(Figure record extracts)

+-------+

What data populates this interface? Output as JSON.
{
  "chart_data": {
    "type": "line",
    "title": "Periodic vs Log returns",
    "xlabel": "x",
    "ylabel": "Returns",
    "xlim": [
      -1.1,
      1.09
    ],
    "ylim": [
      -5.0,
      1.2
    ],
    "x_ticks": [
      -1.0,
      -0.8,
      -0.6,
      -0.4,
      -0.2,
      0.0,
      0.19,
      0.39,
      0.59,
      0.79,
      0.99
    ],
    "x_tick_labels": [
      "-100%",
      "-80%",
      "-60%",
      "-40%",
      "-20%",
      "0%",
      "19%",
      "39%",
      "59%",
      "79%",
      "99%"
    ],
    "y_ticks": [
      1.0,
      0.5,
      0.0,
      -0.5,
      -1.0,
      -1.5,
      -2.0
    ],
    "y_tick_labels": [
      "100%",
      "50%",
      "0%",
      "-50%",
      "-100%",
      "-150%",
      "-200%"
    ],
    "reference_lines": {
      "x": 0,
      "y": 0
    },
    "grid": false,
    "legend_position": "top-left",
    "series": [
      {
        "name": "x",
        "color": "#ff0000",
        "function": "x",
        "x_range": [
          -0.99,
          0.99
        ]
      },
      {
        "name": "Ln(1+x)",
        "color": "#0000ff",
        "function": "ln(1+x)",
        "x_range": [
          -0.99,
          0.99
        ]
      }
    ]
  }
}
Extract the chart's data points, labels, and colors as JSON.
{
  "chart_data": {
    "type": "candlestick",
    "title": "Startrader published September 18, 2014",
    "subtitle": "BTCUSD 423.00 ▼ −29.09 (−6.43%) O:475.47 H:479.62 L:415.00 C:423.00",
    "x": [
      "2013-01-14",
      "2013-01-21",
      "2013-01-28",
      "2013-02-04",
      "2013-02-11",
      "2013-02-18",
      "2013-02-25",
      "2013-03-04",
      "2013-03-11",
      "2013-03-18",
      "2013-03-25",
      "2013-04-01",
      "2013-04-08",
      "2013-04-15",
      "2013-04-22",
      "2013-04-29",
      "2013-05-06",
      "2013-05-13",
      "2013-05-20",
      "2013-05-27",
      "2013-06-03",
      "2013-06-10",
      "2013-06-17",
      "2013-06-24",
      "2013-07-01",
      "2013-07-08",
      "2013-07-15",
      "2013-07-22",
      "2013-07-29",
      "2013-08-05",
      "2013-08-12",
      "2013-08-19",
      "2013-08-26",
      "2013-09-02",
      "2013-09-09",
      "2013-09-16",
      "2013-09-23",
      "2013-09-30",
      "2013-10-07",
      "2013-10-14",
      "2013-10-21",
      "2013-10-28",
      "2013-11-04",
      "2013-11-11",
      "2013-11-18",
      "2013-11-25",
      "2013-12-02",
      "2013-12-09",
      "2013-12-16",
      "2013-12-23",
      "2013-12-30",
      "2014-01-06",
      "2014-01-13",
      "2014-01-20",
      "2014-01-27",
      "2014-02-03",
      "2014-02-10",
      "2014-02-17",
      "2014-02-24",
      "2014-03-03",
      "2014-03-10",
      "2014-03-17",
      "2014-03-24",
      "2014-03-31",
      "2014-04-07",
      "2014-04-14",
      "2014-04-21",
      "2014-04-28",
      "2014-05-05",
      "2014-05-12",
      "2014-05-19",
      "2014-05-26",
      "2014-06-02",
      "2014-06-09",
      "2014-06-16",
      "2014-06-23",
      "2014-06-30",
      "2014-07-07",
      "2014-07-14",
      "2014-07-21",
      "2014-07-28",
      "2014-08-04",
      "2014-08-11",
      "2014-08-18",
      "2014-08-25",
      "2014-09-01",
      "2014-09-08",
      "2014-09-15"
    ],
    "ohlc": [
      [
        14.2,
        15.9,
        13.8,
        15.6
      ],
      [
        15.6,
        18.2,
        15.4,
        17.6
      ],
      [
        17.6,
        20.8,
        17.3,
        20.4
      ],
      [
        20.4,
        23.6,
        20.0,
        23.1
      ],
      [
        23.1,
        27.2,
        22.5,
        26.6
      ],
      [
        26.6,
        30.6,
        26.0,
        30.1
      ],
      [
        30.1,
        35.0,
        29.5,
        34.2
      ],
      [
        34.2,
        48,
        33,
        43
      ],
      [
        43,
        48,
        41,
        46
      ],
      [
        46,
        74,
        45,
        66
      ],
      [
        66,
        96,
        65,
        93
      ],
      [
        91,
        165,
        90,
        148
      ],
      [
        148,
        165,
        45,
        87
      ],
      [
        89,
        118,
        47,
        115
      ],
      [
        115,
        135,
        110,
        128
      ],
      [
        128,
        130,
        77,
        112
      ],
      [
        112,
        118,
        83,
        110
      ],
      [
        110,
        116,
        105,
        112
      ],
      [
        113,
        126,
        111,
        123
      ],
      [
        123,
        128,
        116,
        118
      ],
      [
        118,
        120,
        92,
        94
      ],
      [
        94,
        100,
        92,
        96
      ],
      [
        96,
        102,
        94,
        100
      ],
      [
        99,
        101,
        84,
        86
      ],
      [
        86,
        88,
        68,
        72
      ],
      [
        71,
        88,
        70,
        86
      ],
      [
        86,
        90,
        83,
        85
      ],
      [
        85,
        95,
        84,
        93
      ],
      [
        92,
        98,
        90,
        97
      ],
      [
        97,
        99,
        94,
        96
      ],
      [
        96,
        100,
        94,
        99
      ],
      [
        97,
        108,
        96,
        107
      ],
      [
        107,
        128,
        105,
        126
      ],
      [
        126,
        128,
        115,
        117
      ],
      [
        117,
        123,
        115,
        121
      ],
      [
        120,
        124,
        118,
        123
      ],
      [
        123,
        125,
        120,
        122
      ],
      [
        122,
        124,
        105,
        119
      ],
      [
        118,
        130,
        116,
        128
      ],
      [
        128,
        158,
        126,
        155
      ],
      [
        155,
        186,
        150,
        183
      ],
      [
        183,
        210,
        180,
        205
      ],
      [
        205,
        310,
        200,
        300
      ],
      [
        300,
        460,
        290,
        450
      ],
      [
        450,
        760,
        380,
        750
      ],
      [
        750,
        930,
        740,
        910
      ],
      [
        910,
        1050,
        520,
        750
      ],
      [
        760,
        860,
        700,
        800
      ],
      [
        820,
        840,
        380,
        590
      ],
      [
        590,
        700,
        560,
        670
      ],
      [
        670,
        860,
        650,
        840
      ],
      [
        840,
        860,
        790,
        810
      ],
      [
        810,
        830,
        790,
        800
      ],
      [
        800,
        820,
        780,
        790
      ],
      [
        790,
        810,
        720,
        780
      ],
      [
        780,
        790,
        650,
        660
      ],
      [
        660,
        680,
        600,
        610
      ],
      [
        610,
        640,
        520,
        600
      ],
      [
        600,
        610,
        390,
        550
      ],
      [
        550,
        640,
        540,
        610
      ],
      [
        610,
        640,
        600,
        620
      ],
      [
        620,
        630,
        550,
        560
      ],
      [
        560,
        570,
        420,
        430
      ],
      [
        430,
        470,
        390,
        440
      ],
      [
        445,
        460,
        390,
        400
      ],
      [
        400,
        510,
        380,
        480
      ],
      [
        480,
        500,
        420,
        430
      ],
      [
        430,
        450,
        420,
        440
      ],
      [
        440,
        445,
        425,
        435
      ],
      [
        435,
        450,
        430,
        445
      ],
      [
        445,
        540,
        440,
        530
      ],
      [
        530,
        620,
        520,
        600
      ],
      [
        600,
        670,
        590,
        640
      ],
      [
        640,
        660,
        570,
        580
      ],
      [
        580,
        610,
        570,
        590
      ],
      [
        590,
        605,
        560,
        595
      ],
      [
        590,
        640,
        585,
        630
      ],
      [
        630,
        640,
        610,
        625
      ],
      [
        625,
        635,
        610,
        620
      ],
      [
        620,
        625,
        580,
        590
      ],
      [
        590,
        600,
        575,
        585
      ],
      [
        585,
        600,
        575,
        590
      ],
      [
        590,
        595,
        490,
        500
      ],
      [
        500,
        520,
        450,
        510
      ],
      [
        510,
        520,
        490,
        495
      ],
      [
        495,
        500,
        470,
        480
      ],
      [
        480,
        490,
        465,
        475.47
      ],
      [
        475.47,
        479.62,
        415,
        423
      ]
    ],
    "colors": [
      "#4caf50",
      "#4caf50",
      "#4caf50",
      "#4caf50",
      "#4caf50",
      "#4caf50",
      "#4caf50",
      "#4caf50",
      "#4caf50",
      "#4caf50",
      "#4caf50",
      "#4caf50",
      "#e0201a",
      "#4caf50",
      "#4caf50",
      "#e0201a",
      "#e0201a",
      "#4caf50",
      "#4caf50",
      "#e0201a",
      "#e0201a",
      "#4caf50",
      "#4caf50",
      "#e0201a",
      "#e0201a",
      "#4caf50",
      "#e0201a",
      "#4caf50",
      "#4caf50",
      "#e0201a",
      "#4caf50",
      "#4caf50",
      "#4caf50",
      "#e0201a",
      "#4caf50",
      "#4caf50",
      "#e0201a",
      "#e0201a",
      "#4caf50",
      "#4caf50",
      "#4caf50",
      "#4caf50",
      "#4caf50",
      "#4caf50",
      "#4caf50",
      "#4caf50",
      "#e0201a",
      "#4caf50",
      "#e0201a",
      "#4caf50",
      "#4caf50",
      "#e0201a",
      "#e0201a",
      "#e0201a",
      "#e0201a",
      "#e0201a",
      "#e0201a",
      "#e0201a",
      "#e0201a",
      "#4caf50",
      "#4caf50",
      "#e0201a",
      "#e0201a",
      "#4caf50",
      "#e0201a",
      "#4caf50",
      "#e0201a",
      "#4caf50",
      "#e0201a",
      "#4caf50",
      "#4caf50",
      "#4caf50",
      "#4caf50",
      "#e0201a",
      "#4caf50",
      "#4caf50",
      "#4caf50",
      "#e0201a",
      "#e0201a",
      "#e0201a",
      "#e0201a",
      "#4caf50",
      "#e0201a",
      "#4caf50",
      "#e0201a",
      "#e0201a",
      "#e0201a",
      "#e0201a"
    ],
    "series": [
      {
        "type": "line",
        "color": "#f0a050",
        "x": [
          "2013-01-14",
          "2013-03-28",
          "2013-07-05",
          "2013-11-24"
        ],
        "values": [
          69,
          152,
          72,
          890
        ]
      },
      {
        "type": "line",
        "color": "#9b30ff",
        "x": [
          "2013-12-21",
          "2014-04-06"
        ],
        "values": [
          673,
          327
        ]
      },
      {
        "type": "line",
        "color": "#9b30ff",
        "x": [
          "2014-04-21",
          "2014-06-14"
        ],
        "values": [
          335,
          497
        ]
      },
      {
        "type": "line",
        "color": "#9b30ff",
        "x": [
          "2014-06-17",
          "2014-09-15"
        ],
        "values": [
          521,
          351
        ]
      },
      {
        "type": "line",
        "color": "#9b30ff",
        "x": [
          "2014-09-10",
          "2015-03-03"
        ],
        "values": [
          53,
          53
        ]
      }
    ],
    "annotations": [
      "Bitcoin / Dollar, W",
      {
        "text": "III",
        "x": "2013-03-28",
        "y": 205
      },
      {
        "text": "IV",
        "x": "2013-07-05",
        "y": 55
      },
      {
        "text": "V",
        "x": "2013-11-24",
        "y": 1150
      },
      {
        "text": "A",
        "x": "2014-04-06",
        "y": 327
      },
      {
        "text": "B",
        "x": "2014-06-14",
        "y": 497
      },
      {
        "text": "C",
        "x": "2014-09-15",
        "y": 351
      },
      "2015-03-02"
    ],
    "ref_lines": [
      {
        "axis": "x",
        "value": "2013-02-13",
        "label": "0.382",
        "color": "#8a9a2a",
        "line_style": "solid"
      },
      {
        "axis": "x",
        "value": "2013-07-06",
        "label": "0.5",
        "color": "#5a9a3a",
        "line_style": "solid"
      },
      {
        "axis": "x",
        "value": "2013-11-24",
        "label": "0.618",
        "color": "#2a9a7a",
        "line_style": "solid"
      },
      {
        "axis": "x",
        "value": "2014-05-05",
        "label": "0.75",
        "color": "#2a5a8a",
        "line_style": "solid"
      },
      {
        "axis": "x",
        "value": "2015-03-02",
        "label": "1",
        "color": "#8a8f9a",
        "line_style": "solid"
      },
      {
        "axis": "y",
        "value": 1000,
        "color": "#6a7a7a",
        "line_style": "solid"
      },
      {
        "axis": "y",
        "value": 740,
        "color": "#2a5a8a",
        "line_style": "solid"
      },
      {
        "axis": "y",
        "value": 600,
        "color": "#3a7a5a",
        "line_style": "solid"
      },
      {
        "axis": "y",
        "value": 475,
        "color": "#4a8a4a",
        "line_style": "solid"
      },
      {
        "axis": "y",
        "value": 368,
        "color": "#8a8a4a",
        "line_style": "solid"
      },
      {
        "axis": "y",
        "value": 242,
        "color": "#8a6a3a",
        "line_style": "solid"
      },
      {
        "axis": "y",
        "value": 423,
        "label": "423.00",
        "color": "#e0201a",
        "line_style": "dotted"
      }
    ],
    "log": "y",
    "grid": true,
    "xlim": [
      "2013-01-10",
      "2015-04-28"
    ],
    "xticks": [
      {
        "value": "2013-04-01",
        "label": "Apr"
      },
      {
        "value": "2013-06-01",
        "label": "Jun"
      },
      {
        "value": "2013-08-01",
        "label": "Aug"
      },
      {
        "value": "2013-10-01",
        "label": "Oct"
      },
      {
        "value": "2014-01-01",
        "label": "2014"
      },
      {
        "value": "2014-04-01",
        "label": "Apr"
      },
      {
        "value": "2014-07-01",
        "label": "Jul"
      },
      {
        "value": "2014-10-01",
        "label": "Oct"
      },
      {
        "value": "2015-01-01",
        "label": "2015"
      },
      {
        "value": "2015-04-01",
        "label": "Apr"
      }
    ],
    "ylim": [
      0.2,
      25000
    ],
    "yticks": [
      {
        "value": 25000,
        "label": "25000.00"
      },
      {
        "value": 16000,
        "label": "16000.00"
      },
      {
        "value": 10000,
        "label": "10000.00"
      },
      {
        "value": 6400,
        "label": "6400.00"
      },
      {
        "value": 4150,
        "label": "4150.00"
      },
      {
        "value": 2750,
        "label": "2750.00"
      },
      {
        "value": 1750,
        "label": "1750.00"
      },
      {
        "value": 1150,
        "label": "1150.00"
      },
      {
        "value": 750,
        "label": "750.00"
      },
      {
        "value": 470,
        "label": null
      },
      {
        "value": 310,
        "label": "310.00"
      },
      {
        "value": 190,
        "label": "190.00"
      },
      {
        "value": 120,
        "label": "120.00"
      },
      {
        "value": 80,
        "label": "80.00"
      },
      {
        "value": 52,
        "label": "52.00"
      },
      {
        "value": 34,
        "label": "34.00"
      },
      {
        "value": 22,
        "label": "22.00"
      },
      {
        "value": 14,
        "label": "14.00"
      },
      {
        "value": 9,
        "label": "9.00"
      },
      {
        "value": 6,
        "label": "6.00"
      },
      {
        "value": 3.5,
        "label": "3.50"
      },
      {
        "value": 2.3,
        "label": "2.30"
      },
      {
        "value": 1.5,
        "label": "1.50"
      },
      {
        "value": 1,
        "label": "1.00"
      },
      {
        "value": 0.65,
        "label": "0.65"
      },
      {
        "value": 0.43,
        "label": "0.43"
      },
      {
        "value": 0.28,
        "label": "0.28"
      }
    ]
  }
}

+-------+

From the entries above, return each line with the word "colors" in it.

▶ _EXERCISE ANSWER_:
Extract the chart's data points, labels, and colors as JSON.
    "colors": [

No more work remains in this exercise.